[Extracted data entries]
--- begin ---

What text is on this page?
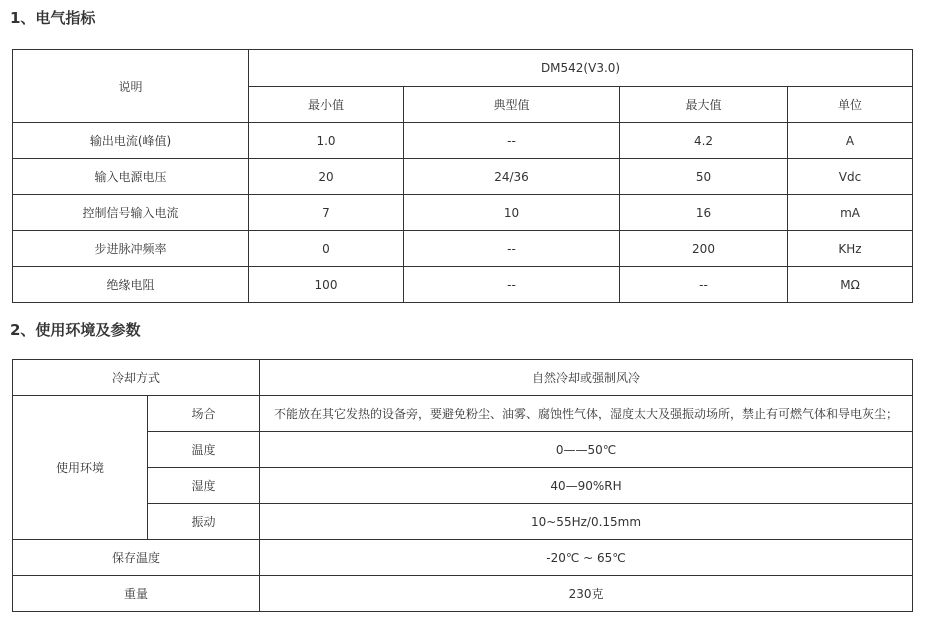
1、电气指标
说明	DM542(V3.0)			
	最小值	典型值	最大值	单位
输出电流(峰值)	1.0	--	4.2	A
输入电源电压	20	24/36	50	Vdc
控制信号输入电流	7	10	16	mA
步进脉冲频率	0	--	200	KHz
绝缘电阻	100	--	--	MΩ
2、使用环境及参数
冷却方式		自然冷却或强制风冷
使用环境	场合	不能放在其它发热的设备旁，要避免粉尘、油雾、腐蚀性气体，湿度太大及强振动场所，禁止有可燃气体和导电灰尘；
	温度	0——50℃
	湿度	40—90%RH
	振动	10~55Hz/0.15mm
保存温度		-20℃ ~ 65℃
重量		230克
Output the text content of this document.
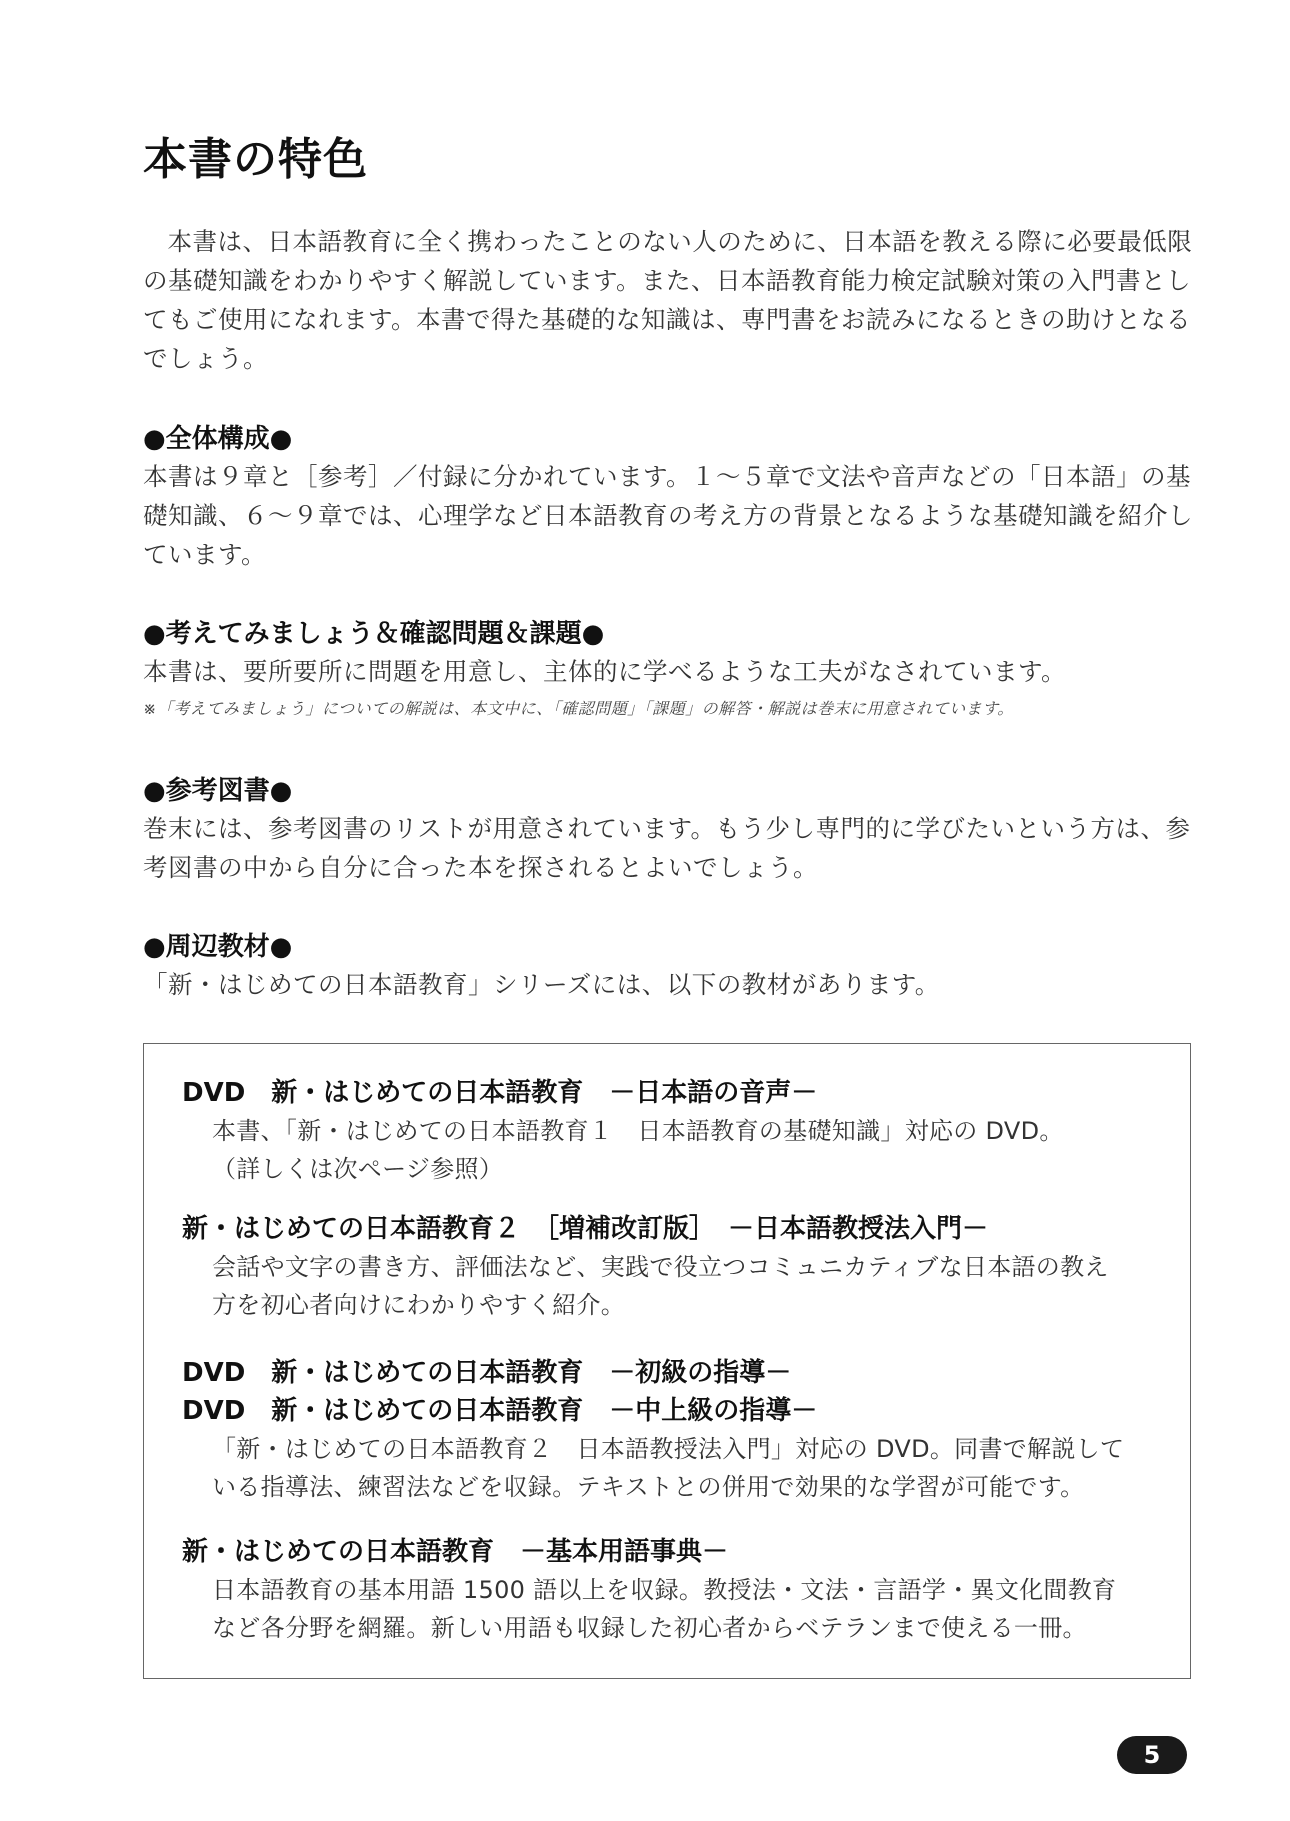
本書の特色

本書は、日本語教育に全く携わったことのない人のために、日本語を教える際に必要最低限の基礎知識をわかりやすく解説しています。また、日本語教育能力検定試験対策の入門書としてもご使用になれます。本書で得た基礎的な知識は、専門書をお読みになるときの助けとなるでしょう。

●全体構成●

本書は９章と［参考］／付録に分かれています。１～５章で文法や音声などの「日本語」の基礎知識、６～９章では、心理学など日本語教育の考え方の背景となるような基礎知識を紹介しています。

●考えてみましょう＆確認問題＆課題●

本書は、要所要所に問題を用意し、主体的に学べるような工夫がなされています。

※「考えてみましょう」についての解説は、本文中に、「確認問題」「課題」の解答・解説は巻末に用意されています。

●参考図書●

巻末には、参考図書のリストが用意されています。もう少し専門的に学びたいという方は、参考図書の中から自分に合った本を探されるとよいでしょう。

●周辺教材●

「新・はじめての日本語教育」シリーズには、以下の教材があります。

DVD　新・はじめての日本語教育　－日本語の音声－
本書、「新・はじめての日本語教育１　日本語教育の基礎知識」対応の DVD。
（詳しくは次ページ参照）
新・はじめての日本語教育２　［増補改訂版］　－日本語教授法入門－
会話や文字の書き方、評価法など、実践で役立つコミュニカティブな日本語の教え
方を初心者向けにわかりやすく紹介。
DVD　新・はじめての日本語教育　－初級の指導－
DVD　新・はじめての日本語教育　－中上級の指導－
「新・はじめての日本語教育２　日本語教授法入門」対応の DVD。同書で解説して
いる指導法、練習法などを収録。テキストとの併用で効果的な学習が可能です。
新・はじめての日本語教育　－基本用語事典－
日本語教育の基本用語 1500 語以上を収録。教授法・文法・言語学・異文化間教育
など各分野を網羅。新しい用語も収録した初心者からベテランまで使える一冊。
5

--- end ---

THE REQUEST
Go through the lines above. Select every one that has the string "日本語教授法入門".

EXERCISE OUTPUT
新・はじめての日本語教育２　［増補改訂版］　－日本語教授法入門－
「新・はじめての日本語教育２　日本語教授法入門」対応の DVD。同書で解説して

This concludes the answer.